■ Aim of the exercise
Reproduce the records below line for line, without changing anything.

[Records excerpted from a collection]
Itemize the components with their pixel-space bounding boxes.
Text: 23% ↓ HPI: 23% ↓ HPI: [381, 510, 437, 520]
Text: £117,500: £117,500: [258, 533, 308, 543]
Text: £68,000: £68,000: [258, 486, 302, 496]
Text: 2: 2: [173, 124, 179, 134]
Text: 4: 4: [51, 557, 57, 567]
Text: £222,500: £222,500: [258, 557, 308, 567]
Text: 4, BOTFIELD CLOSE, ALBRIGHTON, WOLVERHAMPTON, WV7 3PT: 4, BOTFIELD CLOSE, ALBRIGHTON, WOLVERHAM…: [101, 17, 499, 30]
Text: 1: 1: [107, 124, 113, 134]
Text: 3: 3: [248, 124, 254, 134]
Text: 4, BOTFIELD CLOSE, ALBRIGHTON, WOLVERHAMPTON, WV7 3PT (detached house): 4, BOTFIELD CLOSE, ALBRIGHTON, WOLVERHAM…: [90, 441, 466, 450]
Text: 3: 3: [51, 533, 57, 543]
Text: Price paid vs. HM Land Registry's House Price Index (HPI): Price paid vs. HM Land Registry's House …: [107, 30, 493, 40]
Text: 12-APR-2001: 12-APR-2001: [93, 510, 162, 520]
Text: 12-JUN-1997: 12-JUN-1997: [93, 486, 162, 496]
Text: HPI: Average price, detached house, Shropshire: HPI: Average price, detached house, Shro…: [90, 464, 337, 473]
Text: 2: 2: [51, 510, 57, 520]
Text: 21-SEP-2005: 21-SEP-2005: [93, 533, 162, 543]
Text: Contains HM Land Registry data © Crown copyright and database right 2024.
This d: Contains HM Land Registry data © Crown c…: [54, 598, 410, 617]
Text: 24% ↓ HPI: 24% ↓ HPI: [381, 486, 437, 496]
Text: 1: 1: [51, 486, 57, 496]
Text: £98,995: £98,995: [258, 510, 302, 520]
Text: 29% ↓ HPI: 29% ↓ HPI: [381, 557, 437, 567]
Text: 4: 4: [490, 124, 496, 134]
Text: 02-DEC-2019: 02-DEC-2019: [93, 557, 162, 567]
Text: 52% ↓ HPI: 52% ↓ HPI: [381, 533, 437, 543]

■ Exercise solution
Itemize the components with their pixel-space bounding boxes.
Text: 23% ↓ HPI: 23% ↓ HPI: [381, 510, 437, 520]
Text: £117,500: £117,500: [258, 533, 308, 543]
Text: £68,000: £68,000: [258, 486, 302, 496]
Text: 2: 2: [173, 124, 179, 134]
Text: 4: 4: [51, 557, 57, 567]
Text: £222,500: £222,500: [258, 557, 308, 567]
Text: 4, BOTFIELD CLOSE, ALBRIGHTON, WOLVERHAMPTON, WV7 3PT: 4, BOTFIELD CLOSE, ALBRIGHTON, WOLVERHAM…: [101, 17, 499, 30]
Text: 1: 1: [107, 124, 113, 134]
Text: 3: 3: [248, 124, 254, 134]
Text: 4, BOTFIELD CLOSE, ALBRIGHTON, WOLVERHAMPTON, WV7 3PT (detached house): 4, BOTFIELD CLOSE, ALBRIGHTON, WOLVERHAM…: [90, 441, 466, 450]
Text: 3: 3: [51, 533, 57, 543]
Text: Price paid vs. HM Land Registry's House Price Index (HPI): Price paid vs. HM Land Registry's House …: [107, 30, 493, 40]
Text: 12-APR-2001: 12-APR-2001: [93, 510, 162, 520]
Text: 12-JUN-1997: 12-JUN-1997: [93, 486, 162, 496]
Text: HPI: Average price, detached house, Shropshire: HPI: Average price, detached house, Shro…: [90, 464, 337, 473]
Text: 2: 2: [51, 510, 57, 520]
Text: 21-SEP-2005: 21-SEP-2005: [93, 533, 162, 543]
Text: Contains HM Land Registry data © Crown copyright and database right 2024.
This d: Contains HM Land Registry data © Crown c…: [54, 598, 410, 617]
Text: 24% ↓ HPI: 24% ↓ HPI: [381, 486, 437, 496]
Text: 1: 1: [51, 486, 57, 496]
Text: £98,995: £98,995: [258, 510, 302, 520]
Text: 29% ↓ HPI: 29% ↓ HPI: [381, 557, 437, 567]
Text: 4: 4: [490, 124, 496, 134]
Text: 02-DEC-2019: 02-DEC-2019: [93, 557, 162, 567]
Text: 52% ↓ HPI: 52% ↓ HPI: [381, 533, 437, 543]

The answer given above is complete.